## RICHIESTA 1
Secondo il testo di lettura, quante proposte ha inoltrato l'Inaf come prime in risposta alla missione 4 del Mur?

Ecco, il Pnrr: qual è il coinvolgimento dell’Inaf?

L’Inaf ha inoltrato quattro proposte come prime, in risposta alla missione 4 del Mur, tutte risultate selezionate: Cta+, per il potenziamento di Cta; Stiles, per il potenziamento delle infrastrutture relative a Ska ed Elt; una per il rifacimento della Croce del Nord, sia per il follow-up degli space debris sia per i Fast Radio Burst; e infine una con l’Asi per un progetto di potenziamento di laboratori spaziali. Siamo poi coinvolti nel Centro Nazionale Hpc e partecipiamo a KM3NET e all’Einstein Telescope, dei quali è prime l’Infn.

Come sta andando? Stiamo riuscendo a tenere il passo con gli impegni richiesti? 

«Sono molto preoccupato per il fatto che il salto di scala dei finanziamenti e i vincoli temporali di spesa – che sono ovviamente pre-guerra, quindi potranno essere rivisti, ma al momento ci sono – rappresentano una sfida, non soltanto per l’Inaf ma per qualunque ente di ricerca, in termini soprattutto di velocità nel procurement. E infatti tutti gli enti di ricerca con i quali ci interfacciamo sono altrettanto preoccupati, perché al momento non c’è alcuna deroga rispetto alle regole degli appalti pubblici. Così ci ritroviamo a dover spendere cifre nell’ordine di qualche centinaia di milioni di euro entro trenta mesi, un compito non banale per la pubblica amministrazione. Insomma, stiamo correndo con le mani legate dietro la schiena. Ciò detto, sono certo che ce la faremo, ma dal punto di vista amministrativo è una vera sfida. 

Parliamo ora di persone. Le statistiche annuali dei grant ERC mostrano con una chiarezza spietata quanto l’Italia della scienza sia incapace di attrarre ricercatori dall’estero…

Anzitutto va detto che l’incapacità di attrarre dell’Italia non ha nulla a che fare con le statistiche degli ERC: l’Italia non è un paese attraente perché gestisce ancora la ricerca nel contesto del pubblico impiego. Ciò significa che le posizioni e gli avanzamenti di carriera, da noi, sono sostanzialmente vincolati al meccanismo pubblico, cosa della quale il resto d’Europa, gli Stati Uniti e altri paesi si sono parzialmente o completamente liberati. Non c’è dunque da stupirsi se per un ricercatore che venga dalla Spagna, dalla Francia, dalla Germania o dagli Stati Uniti questo sistema ingessato di assumere e retribuire le persone non sembri particolarmente attrattivo: le possibilità di carriera che trova in altri paesi sono molto più agili, scattanti e remunerate.

Una situazione che tocca anche l’Inaf, dunque.

## RICHIESTA 2
Ricopia tale e quale tutto ciò che va dall'inizio dei record fino alla riga che contiene "import-button[interactable]: Import xyxy=(267,165,336,187)", inclusa.

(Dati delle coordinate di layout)
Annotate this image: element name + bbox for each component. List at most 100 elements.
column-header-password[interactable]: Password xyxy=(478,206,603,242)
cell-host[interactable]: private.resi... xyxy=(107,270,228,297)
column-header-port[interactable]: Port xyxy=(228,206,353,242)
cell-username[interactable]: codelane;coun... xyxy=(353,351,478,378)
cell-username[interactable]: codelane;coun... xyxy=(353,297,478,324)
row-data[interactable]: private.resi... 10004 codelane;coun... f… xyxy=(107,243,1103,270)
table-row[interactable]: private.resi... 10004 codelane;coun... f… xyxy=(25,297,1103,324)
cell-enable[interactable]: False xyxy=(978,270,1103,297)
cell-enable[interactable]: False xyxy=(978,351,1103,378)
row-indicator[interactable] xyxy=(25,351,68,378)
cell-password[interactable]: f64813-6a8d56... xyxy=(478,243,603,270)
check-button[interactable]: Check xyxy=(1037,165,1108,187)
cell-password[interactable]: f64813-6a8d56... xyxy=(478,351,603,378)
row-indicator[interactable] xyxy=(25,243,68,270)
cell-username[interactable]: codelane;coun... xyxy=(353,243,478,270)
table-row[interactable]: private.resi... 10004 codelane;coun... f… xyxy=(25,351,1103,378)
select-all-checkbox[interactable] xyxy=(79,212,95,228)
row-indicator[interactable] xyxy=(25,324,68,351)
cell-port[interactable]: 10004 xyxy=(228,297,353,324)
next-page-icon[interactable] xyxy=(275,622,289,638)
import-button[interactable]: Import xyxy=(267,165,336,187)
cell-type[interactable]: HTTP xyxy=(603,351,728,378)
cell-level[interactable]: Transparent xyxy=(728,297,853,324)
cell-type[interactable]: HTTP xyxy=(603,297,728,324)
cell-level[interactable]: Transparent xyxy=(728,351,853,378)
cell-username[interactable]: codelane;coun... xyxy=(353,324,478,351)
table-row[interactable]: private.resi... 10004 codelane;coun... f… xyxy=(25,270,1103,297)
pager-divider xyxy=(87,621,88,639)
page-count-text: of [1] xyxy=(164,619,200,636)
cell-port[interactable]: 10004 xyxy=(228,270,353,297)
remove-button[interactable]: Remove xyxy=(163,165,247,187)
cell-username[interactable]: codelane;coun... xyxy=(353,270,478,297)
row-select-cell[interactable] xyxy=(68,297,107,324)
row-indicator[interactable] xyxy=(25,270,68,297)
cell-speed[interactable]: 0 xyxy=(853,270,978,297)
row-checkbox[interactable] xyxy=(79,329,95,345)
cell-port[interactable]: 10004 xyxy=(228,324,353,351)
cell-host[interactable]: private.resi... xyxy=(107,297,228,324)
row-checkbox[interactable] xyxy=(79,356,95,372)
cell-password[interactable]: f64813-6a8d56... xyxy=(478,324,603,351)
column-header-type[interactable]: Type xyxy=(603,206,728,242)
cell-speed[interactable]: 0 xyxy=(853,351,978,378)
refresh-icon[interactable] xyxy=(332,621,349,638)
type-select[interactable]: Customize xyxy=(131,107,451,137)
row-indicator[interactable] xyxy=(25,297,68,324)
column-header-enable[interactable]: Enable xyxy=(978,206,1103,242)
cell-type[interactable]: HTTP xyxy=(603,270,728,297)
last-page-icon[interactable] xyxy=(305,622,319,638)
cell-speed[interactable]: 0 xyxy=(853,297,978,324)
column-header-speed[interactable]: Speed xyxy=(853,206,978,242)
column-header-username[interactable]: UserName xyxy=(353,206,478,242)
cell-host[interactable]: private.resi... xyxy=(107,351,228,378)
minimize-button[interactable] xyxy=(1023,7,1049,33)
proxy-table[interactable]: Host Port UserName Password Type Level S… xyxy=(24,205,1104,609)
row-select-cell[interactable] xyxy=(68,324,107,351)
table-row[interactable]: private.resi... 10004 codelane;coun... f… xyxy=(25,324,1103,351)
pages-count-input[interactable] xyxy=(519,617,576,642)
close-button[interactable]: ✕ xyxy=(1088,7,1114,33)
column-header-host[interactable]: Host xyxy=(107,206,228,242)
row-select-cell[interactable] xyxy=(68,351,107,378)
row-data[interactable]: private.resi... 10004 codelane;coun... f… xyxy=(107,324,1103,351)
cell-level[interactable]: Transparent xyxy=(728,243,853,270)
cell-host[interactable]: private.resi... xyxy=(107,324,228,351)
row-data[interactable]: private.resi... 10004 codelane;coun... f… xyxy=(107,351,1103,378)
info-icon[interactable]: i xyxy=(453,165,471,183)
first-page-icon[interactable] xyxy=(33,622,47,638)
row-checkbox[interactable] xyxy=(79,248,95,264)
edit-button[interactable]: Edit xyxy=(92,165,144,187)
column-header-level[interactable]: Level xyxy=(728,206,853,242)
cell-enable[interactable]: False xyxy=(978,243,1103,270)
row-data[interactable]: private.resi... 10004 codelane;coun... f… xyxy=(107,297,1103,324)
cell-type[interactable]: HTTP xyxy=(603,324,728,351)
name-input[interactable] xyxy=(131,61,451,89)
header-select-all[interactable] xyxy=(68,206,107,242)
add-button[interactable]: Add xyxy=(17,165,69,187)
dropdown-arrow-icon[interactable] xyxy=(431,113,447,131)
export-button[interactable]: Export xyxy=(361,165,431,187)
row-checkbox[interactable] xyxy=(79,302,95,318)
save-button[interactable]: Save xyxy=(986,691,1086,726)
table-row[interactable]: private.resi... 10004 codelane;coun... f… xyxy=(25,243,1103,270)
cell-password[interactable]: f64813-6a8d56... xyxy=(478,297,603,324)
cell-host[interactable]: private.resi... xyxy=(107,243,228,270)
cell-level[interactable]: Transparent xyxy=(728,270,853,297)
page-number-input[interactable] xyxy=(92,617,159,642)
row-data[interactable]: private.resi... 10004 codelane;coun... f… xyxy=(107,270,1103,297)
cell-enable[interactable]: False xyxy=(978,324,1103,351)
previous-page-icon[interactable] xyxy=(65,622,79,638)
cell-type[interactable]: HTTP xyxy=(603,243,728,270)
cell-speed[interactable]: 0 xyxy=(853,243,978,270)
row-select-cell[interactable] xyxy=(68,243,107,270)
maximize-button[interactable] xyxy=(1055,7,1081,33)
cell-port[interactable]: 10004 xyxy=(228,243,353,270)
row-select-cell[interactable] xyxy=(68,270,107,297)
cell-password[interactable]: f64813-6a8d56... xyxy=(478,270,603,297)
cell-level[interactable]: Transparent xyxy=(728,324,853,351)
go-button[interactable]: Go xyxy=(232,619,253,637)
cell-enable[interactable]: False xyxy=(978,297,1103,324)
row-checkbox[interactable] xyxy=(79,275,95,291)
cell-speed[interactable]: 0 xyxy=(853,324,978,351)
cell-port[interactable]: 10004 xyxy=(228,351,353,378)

## RISULTATO 1
Quattro proposte, tutte risultate selezionate.

## RISULTATO 2
Annotate this image: element name + bbox for each component. List at most 100 elements.
column-header-password[interactable]: Password xyxy=(478,206,603,242)
cell-host[interactable]: private.resi... xyxy=(107,270,228,297)
column-header-port[interactable]: Port xyxy=(228,206,353,242)
cell-username[interactable]: codelane;coun... xyxy=(353,351,478,378)
cell-username[interactable]: codelane;coun... xyxy=(353,297,478,324)
row-data[interactable]: private.resi... 10004 codelane;coun... f… xyxy=(107,243,1103,270)
table-row[interactable]: private.resi... 10004 codelane;coun... f… xyxy=(25,297,1103,324)
cell-enable[interactable]: False xyxy=(978,270,1103,297)
cell-enable[interactable]: False xyxy=(978,351,1103,378)
row-indicator[interactable] xyxy=(25,351,68,378)
cell-password[interactable]: f64813-6a8d56... xyxy=(478,243,603,270)
check-button[interactable]: Check xyxy=(1037,165,1108,187)
cell-password[interactable]: f64813-6a8d56... xyxy=(478,351,603,378)
row-indicator[interactable] xyxy=(25,243,68,270)
cell-username[interactable]: codelane;coun... xyxy=(353,243,478,270)
table-row[interactable]: private.resi... 10004 codelane;coun... f… xyxy=(25,351,1103,378)
select-all-checkbox[interactable] xyxy=(79,212,95,228)
row-indicator[interactable] xyxy=(25,324,68,351)
cell-port[interactable]: 10004 xyxy=(228,297,353,324)
next-page-icon[interactable] xyxy=(275,622,289,638)
import-button[interactable]: Import xyxy=(267,165,336,187)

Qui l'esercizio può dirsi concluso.